**Supplied material:**
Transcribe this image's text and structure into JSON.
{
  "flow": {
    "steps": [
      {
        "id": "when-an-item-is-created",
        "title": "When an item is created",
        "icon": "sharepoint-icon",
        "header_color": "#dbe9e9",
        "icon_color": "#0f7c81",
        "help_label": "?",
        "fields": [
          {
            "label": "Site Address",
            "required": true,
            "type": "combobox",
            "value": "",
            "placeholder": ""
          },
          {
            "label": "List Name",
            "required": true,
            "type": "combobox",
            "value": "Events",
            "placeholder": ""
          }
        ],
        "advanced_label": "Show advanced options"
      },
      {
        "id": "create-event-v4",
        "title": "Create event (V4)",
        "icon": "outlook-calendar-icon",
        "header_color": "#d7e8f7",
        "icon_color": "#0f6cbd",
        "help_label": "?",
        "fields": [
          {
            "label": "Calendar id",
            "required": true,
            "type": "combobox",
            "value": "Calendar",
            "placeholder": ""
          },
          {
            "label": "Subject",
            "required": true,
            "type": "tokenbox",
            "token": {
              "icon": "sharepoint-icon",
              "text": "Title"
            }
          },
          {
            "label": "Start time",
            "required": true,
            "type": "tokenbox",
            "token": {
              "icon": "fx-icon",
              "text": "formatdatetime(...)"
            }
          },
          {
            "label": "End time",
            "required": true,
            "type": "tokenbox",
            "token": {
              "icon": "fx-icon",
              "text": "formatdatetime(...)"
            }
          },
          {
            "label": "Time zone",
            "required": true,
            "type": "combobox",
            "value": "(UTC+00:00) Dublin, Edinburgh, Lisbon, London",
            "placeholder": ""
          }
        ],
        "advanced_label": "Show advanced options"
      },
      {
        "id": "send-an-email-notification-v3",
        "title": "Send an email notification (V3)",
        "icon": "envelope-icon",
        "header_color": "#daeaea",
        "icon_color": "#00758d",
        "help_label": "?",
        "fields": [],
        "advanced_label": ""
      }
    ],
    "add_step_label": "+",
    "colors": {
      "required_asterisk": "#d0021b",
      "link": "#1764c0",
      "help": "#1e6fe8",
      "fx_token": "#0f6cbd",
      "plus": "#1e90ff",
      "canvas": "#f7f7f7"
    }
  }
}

**Brief:** Word for word, quote all of the data above.

**Answer below:**
Transcribe this image's text and structure into JSON.
{
  "flow": {
    "steps": [
      {
        "id": "when-an-item-is-created",
        "title": "When an item is created",
        "icon": "sharepoint-icon",
        "header_color": "#dbe9e9",
        "icon_color": "#0f7c81",
        "help_label": "?",
        "fields": [
          {
            "label": "Site Address",
            "required": true,
            "type": "combobox",
            "value": "",
            "placeholder": ""
          },
          {
            "label": "List Name",
            "required": true,
            "type": "combobox",
            "value": "Events",
            "placeholder": ""
          }
        ],
        "advanced_label": "Show advanced options"
      },
      {
        "id": "create-event-v4",
        "title": "Create event (V4)",
        "icon": "outlook-calendar-icon",
        "header_color": "#d7e8f7",
        "icon_color": "#0f6cbd",
        "help_label": "?",
        "fields": [
          {
            "label": "Calendar id",
            "required": true,
            "type": "combobox",
            "value": "Calendar",
            "placeholder": ""
          },
          {
            "label": "Subject",
            "required": true,
            "type": "tokenbox",
            "token": {
              "icon": "sharepoint-icon",
              "text": "Title"
            }
          },
          {
            "label": "Start time",
            "required": true,
            "type": "tokenbox",
            "token": {
              "icon": "fx-icon",
              "text": "formatdatetime(...)"
            }
          },
          {
            "label": "End time",
            "required": true,
            "type": "tokenbox",
            "token": {
              "icon": "fx-icon",
              "text": "formatdatetime(...)"
            }
          },
          {
            "label": "Time zone",
            "required": true,
            "type": "combobox",
            "value": "(UTC+00:00) Dublin, Edinburgh, Lisbon, London",
            "placeholder": ""
          }
        ],
        "advanced_label": "Show advanced options"
      },
      {
        "id": "send-an-email-notification-v3",
        "title": "Send an email notification (V3)",
        "icon": "envelope-icon",
        "header_color": "#daeaea",
        "icon_color": "#00758d",
        "help_label": "?",
        "fields": [],
        "advanced_label": ""
      }
    ],
    "add_step_label": "+",
    "colors": {
      "required_asterisk": "#d0021b",
      "link": "#1764c0",
      "help": "#1e6fe8",
      "fx_token": "#0f6cbd",
      "plus": "#1e90ff",
      "canvas": "#f7f7f7"
    }
  }
}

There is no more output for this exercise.